PROMPT:
Locate the word "Office" in the data below, then copy every line that holds it.

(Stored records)
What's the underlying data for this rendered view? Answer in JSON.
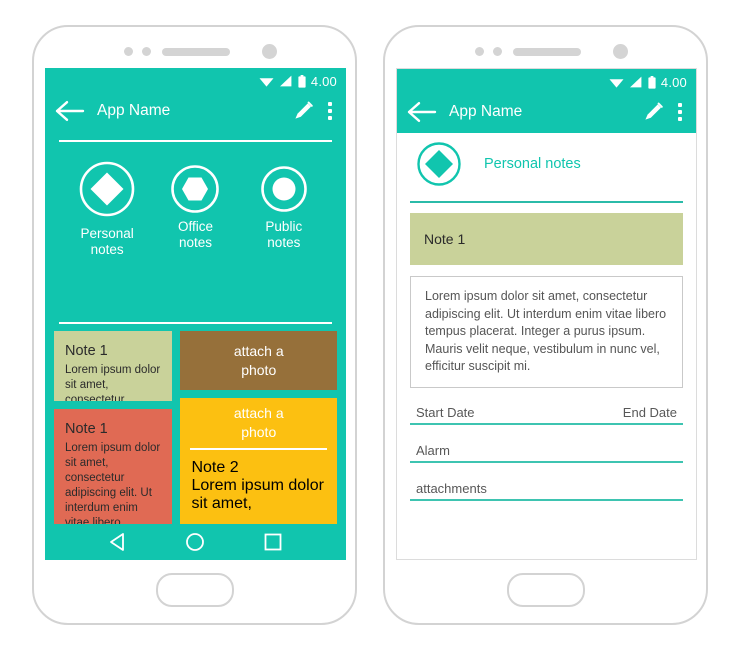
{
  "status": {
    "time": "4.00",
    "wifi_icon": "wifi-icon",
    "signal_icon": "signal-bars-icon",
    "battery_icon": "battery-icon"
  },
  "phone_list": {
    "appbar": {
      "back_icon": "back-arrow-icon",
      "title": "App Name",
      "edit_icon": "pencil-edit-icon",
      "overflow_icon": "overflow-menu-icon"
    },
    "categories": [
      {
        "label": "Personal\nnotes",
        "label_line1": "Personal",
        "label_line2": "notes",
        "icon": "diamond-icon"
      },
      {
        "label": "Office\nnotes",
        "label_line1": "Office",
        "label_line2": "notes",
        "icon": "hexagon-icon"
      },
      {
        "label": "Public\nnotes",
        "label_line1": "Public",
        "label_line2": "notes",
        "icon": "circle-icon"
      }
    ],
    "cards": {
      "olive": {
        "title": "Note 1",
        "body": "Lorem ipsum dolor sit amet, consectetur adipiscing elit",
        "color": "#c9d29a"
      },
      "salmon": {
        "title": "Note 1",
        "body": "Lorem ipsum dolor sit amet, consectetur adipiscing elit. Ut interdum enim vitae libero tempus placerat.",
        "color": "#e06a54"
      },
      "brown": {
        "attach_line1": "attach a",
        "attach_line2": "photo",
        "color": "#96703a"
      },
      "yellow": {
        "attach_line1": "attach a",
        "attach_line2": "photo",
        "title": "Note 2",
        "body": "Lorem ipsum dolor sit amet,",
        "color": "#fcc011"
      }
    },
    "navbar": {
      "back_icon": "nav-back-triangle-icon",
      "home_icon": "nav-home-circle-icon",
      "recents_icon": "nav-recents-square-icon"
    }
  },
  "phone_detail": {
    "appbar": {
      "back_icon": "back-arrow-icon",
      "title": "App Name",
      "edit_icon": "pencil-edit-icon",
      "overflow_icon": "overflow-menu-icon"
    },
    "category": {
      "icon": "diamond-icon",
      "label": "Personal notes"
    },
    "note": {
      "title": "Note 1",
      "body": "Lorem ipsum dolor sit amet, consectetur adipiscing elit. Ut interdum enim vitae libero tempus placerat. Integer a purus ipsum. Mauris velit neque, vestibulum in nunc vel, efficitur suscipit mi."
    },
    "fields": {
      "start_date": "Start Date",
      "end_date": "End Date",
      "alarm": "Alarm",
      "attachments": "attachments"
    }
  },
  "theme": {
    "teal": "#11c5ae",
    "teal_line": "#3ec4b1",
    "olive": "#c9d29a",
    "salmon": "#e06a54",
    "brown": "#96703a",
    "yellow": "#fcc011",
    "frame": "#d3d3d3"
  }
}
* * *
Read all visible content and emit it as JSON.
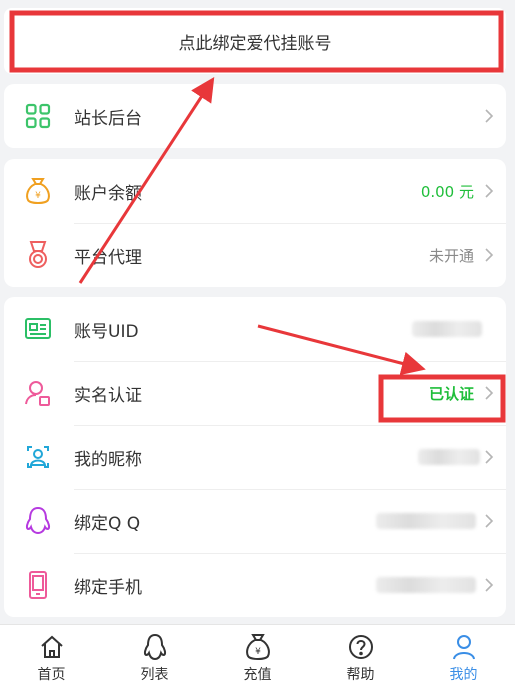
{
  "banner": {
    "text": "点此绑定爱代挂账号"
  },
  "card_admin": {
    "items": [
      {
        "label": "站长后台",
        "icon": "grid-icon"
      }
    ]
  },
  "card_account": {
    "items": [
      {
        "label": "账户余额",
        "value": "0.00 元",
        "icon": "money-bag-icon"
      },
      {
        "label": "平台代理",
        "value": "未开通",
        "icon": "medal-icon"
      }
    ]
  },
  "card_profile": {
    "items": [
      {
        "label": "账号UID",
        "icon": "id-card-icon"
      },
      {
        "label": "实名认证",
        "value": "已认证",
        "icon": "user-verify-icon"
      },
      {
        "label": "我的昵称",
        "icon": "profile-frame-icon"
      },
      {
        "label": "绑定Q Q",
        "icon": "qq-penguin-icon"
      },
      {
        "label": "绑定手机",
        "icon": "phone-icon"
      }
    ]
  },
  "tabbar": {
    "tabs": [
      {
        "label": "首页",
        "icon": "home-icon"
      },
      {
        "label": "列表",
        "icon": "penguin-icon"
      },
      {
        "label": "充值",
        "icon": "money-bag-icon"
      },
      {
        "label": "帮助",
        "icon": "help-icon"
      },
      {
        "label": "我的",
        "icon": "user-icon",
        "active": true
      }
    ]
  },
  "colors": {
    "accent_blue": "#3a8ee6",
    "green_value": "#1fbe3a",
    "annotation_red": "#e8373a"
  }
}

RESULT OF THE EXERCISE:
        "label": "Office\nnotes",
        "label_line1": "Office",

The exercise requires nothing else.